EXERCISE TASK: Each line of the material below that holds the word "Radio" needs to be copied.

=== SUPPLIED MATERIAL ===

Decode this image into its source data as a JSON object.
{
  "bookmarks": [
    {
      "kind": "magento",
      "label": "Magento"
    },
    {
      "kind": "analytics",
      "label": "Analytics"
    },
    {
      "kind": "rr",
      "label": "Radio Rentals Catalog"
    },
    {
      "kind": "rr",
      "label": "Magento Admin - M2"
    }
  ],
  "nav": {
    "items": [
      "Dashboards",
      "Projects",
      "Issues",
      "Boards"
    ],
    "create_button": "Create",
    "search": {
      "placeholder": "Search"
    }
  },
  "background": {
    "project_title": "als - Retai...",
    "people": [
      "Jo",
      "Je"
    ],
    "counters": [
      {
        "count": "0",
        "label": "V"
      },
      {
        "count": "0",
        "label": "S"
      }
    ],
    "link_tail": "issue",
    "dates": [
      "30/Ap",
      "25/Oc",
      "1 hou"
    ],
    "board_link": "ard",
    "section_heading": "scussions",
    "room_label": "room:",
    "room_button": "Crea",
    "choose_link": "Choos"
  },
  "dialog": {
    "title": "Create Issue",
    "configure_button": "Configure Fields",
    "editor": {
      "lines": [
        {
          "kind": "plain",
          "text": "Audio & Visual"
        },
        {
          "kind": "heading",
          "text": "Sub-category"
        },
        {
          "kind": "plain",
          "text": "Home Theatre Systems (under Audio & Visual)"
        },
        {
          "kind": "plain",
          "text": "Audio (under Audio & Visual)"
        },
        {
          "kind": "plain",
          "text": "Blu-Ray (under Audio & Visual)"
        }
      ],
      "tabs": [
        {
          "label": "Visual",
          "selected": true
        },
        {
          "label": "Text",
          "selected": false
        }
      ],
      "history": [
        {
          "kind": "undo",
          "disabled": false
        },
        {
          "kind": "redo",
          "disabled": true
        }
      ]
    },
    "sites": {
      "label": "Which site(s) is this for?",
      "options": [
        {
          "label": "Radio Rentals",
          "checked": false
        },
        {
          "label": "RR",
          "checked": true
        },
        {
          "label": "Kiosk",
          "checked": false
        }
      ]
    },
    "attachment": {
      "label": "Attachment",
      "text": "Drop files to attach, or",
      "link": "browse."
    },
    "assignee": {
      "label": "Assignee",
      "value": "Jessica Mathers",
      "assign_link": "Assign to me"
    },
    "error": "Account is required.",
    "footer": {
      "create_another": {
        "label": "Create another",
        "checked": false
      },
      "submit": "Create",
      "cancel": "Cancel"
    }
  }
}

===

TASK OUTPUT:
      "label": "Radio Rentals Catalog"
          "label": "Radio Rentals",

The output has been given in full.